Task material:
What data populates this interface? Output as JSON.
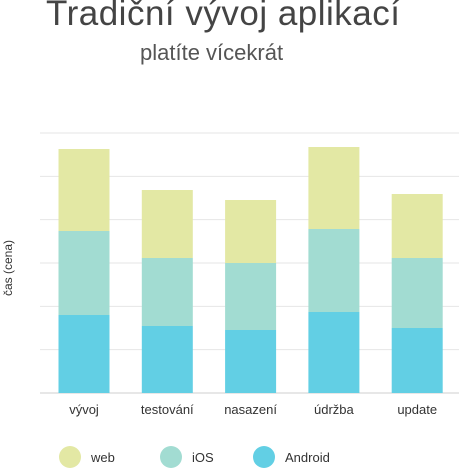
{
  "chart_data": {
    "type": "bar",
    "stacked": true,
    "title": "Tradiční vývoj aplikací",
    "subtitle": "platíte vícekrát",
    "xlabel": "",
    "ylabel": "čas (cena)",
    "categories": [
      "vývoj",
      "testování",
      "nasazení",
      "údržba",
      "update"
    ],
    "series": [
      {
        "name": "Android",
        "color": "#62cfe4",
        "values": [
          78,
          67,
          63,
          81,
          65
        ]
      },
      {
        "name": "iOS",
        "color": "#a2dcd2",
        "values": [
          84,
          68,
          67,
          83,
          70
        ]
      },
      {
        "name": "web",
        "color": "#e3e8a4",
        "values": [
          82,
          68,
          63,
          82,
          64
        ]
      }
    ],
    "ylim": [
      0,
      260
    ],
    "grid": true,
    "legend_order": [
      "web",
      "iOS",
      "Android"
    ],
    "legend_position": "bottom"
  }
}
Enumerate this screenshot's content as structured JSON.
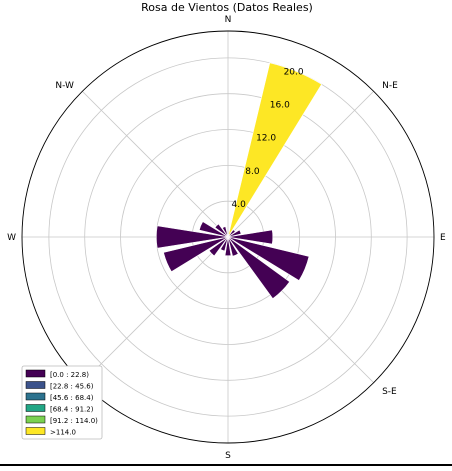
{
  "chart_data": {
    "type": "windrose",
    "title": "Rosa de Vientos (Datos Reales)",
    "directions": [
      "N",
      "N-E",
      "E",
      "S-E",
      "S",
      "W",
      "N-W"
    ],
    "direction_angles_deg": [
      0,
      45,
      90,
      135,
      180,
      270,
      315
    ],
    "radial_ticks": [
      4.0,
      8.0,
      12.0,
      16.0,
      20.0
    ],
    "rmax": 23.0,
    "sector_width_deg": 18,
    "legend_placement": "lower-left",
    "legend": [
      {
        "label": "[0.0 : 22.8)",
        "color": "#440154"
      },
      {
        "label": "[22.8 : 45.6)",
        "color": "#3b528b"
      },
      {
        "label": "[45.6 : 68.4)",
        "color": "#2c728e"
      },
      {
        "label": "[68.4 : 91.2)",
        "color": "#21a685"
      },
      {
        "label": "[91.2 : 114.0)",
        "color": "#7ad151"
      },
      {
        "label": ">114.0",
        "color": "#fde725"
      }
    ],
    "bars": [
      {
        "direction_deg": 0,
        "value": 0.3,
        "bin": 0
      },
      {
        "direction_deg": 22.5,
        "value": 20.0,
        "bin": 5
      },
      {
        "direction_deg": 45,
        "value": 1.0,
        "bin": 0
      },
      {
        "direction_deg": 67.5,
        "value": 1.5,
        "bin": 0
      },
      {
        "direction_deg": 90,
        "value": 5.0,
        "bin": 0
      },
      {
        "direction_deg": 112.5,
        "value": 9.3,
        "bin": 0
      },
      {
        "direction_deg": 135,
        "value": 8.5,
        "bin": 0
      },
      {
        "direction_deg": 157.5,
        "value": 2.2,
        "bin": 0
      },
      {
        "direction_deg": 180,
        "value": 2.1,
        "bin": 0
      },
      {
        "direction_deg": 202.5,
        "value": 1.6,
        "bin": 0
      },
      {
        "direction_deg": 225,
        "value": 2.6,
        "bin": 0
      },
      {
        "direction_deg": 247.5,
        "value": 7.4,
        "bin": 0
      },
      {
        "direction_deg": 270,
        "value": 8.0,
        "bin": 0
      },
      {
        "direction_deg": 292.5,
        "value": 3.3,
        "bin": 0
      },
      {
        "direction_deg": 315,
        "value": 1.8,
        "bin": 0
      },
      {
        "direction_deg": 337.5,
        "value": 1.2,
        "bin": 0
      }
    ],
    "grid": true
  }
}
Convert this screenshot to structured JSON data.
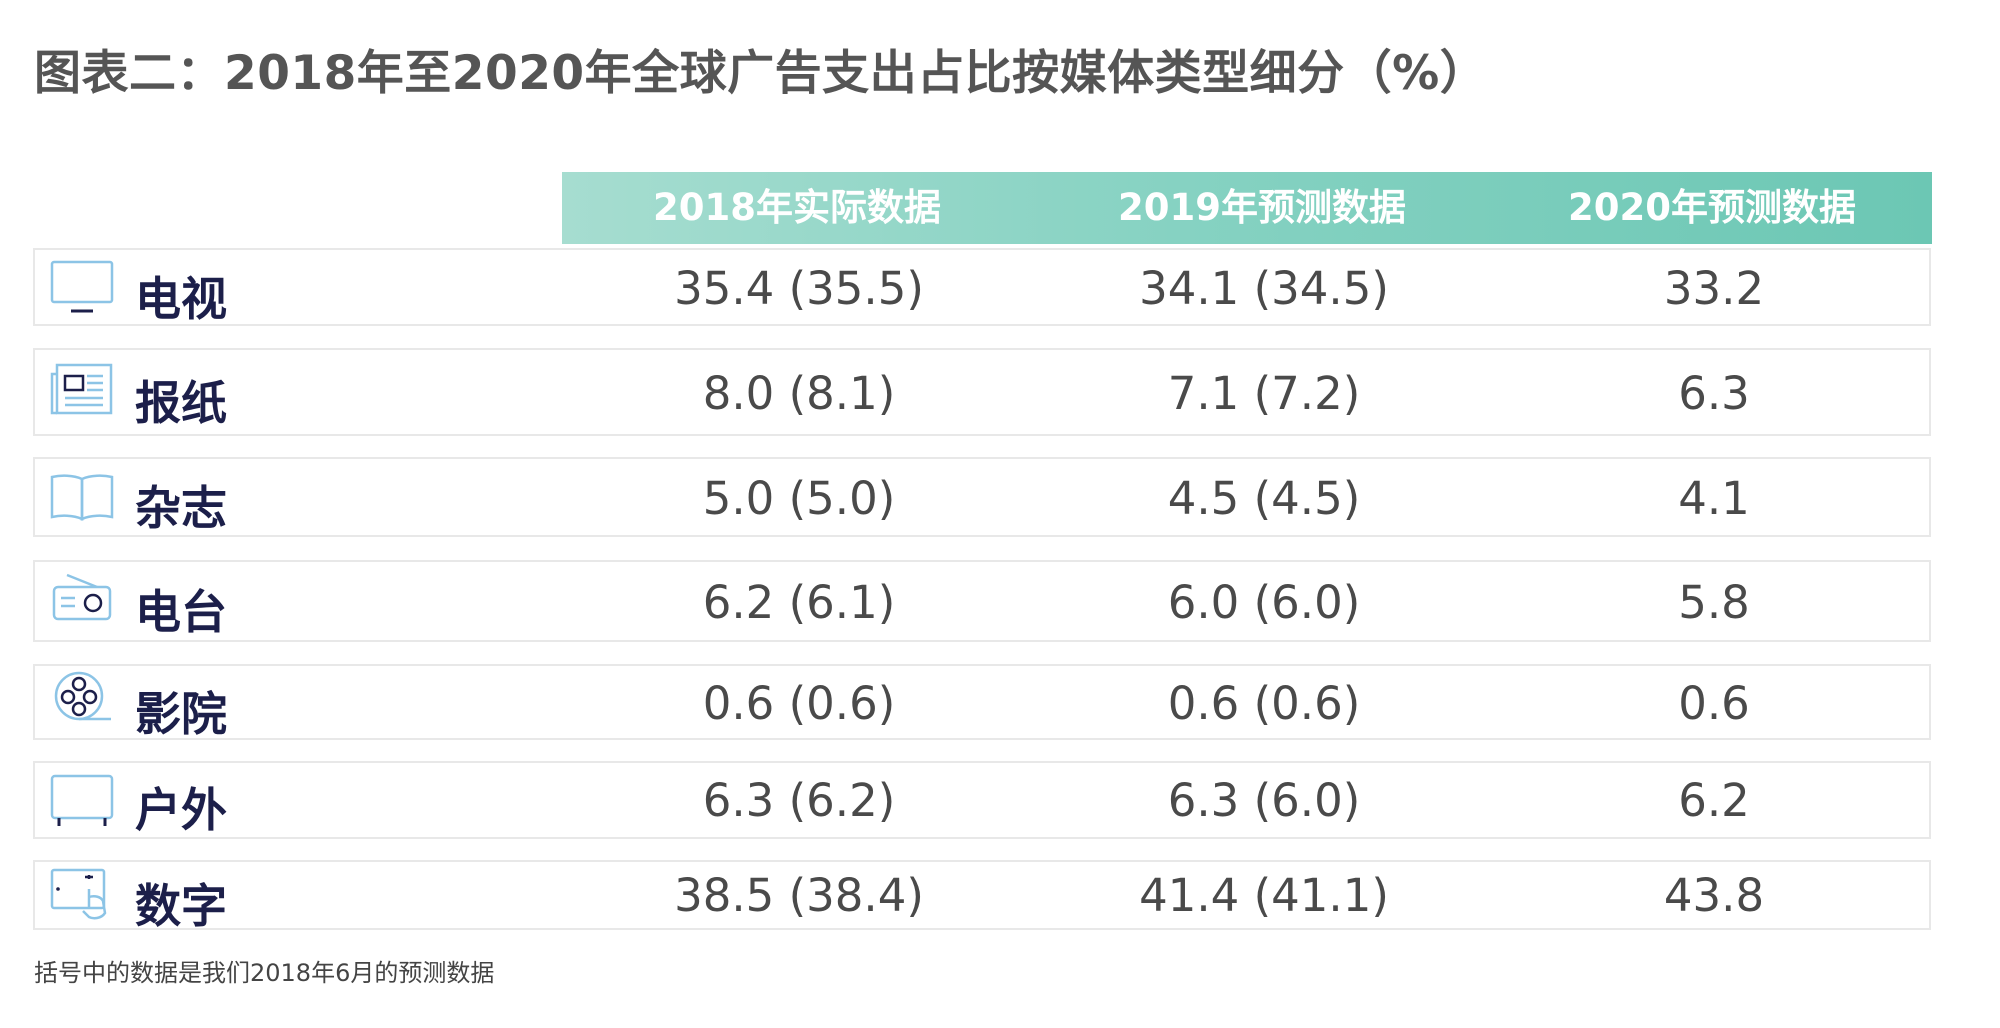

Problem details: Transcribe the whole listing exactly. Pictures stay out of your copy.

The response:
What data populates this interface? Output as JSON.
{
  "chart_data": {
    "type": "bar",
    "stacked": true,
    "title": "Tradiční vývoj aplikací",
    "subtitle": "platíte vícekrát",
    "xlabel": "",
    "ylabel": "čas (cena)",
    "categories": [
      "vývoj",
      "testování",
      "nasazení",
      "údržba",
      "update"
    ],
    "series": [
      {
        "name": "Android",
        "color": "#62cfe4",
        "values": [
          78,
          67,
          63,
          81,
          65
        ]
      },
      {
        "name": "iOS",
        "color": "#a2dcd2",
        "values": [
          84,
          68,
          67,
          83,
          70
        ]
      },
      {
        "name": "web",
        "color": "#e3e8a4",
        "values": [
          82,
          68,
          63,
          82,
          64
        ]
      }
    ],
    "ylim": [
      0,
      260
    ],
    "grid": true,
    "legend_order": [
      "web",
      "iOS",
      "Android"
    ],
    "legend_position": "bottom"
  }
}
Enumerate this screenshot's content as structured JSON.
{
  "chart_data": {
    "type": "windrose",
    "title": "Rosa de Vientos (Datos Reales)",
    "directions": [
      "N",
      "N-E",
      "E",
      "S-E",
      "S",
      "W",
      "N-W"
    ],
    "direction_angles_deg": [
      0,
      45,
      90,
      135,
      180,
      270,
      315
    ],
    "radial_ticks": [
      4.0,
      8.0,
      12.0,
      16.0,
      20.0
    ],
    "rmax": 23.0,
    "sector_width_deg": 18,
    "legend_placement": "lower-left",
    "legend": [
      {
        "label": "[0.0 : 22.8)",
        "color": "#440154"
      },
      {
        "label": "[22.8 : 45.6)",
        "color": "#3b528b"
      },
      {
        "label": "[45.6 : 68.4)",
        "color": "#2c728e"
      },
      {
        "label": "[68.4 : 91.2)",
        "color": "#21a685"
      },
      {
        "label": "[91.2 : 114.0)",
        "color": "#7ad151"
      },
      {
        "label": ">114.0",
        "color": "#fde725"
      }
    ],
    "bars": [
      {
        "direction_deg": 0,
        "value": 0.3,
        "bin": 0
      },
      {
        "direction_deg": 22.5,
        "value": 20.0,
        "bin": 5
      },
      {
        "direction_deg": 45,
        "value": 1.0,
        "bin": 0
      },
      {
        "direction_deg": 67.5,
        "value": 1.5,
        "bin": 0
      },
      {
        "direction_deg": 90,
        "value": 5.0,
        "bin": 0
      },
      {
        "direction_deg": 112.5,
        "value": 9.3,
        "bin": 0
      },
      {
        "direction_deg": 135,
        "value": 8.5,
        "bin": 0
      },
      {
        "direction_deg": 157.5,
        "value": 2.2,
        "bin": 0
      },
      {
        "direction_deg": 180,
        "value": 2.1,
        "bin": 0
      },
      {
        "direction_deg": 202.5,
        "value": 1.6,
        "bin": 0
      },
      {
        "direction_deg": 225,
        "value": 2.6,
        "bin": 0
      },
      {
        "direction_deg": 247.5,
        "value": 7.4,
        "bin": 0
      },
      {
        "direction_deg": 270,
        "value": 8.0,
        "bin": 0
      },
      {
        "direction_deg": 292.5,
        "value": 3.3,
        "bin": 0
      },
      {
        "direction_deg": 315,
        "value": 1.8,
        "bin": 0
      },
      {
        "direction_deg": 337.5,
        "value": 1.2,
        "bin": 0
      }
    ],
    "grid": true
  }
}
Convert this screenshot to structured JSON data.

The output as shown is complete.